◆ **YOUR GOAL**:
Only a number is wanted: how many lines in the listing contain the word "阅读材料"?

◆ **STORED DATA**:
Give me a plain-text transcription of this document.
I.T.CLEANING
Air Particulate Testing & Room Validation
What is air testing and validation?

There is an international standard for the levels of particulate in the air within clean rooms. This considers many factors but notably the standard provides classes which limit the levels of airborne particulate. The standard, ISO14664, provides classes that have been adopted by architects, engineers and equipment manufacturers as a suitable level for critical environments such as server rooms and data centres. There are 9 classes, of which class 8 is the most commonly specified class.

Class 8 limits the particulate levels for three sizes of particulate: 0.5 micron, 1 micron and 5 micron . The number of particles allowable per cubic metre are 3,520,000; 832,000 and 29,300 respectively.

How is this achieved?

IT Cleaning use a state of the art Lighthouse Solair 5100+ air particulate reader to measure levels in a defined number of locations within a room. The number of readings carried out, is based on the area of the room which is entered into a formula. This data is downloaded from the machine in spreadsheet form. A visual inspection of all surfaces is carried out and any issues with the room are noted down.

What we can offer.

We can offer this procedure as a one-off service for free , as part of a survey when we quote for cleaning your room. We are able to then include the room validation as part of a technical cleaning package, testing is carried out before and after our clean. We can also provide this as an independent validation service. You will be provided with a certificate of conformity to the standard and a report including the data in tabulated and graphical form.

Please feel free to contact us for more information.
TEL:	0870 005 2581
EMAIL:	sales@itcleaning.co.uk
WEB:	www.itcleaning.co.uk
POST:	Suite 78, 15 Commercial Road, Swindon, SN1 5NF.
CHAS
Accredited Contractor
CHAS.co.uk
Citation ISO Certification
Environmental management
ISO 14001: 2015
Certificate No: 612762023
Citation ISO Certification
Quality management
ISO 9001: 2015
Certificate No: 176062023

==

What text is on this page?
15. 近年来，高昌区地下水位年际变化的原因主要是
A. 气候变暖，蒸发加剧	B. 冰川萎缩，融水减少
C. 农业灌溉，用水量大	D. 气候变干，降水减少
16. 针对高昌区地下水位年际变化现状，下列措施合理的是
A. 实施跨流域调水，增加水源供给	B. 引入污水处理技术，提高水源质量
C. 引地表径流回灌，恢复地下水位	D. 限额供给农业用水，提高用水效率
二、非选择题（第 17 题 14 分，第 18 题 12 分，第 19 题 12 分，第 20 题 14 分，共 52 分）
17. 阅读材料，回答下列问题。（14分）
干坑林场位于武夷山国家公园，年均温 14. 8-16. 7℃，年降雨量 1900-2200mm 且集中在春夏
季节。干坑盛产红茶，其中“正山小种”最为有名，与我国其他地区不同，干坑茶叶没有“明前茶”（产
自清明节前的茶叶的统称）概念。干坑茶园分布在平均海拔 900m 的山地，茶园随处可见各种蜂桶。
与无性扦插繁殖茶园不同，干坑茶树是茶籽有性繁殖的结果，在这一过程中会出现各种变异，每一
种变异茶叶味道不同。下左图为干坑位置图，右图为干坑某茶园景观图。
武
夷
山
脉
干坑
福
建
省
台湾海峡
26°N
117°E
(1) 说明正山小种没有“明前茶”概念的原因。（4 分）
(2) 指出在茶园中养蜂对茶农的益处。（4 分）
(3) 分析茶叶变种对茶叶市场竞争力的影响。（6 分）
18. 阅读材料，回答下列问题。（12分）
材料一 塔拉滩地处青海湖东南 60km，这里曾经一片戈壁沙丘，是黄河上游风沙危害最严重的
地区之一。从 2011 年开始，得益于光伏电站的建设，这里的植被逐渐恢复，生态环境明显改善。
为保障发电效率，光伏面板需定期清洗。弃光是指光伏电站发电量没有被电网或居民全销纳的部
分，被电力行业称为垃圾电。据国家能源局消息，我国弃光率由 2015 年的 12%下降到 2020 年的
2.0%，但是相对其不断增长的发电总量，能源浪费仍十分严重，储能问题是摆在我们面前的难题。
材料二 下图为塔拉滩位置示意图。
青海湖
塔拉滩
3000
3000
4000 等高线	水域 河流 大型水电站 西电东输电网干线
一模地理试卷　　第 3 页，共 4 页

◆ **EXERCISE SOLUTION**:
2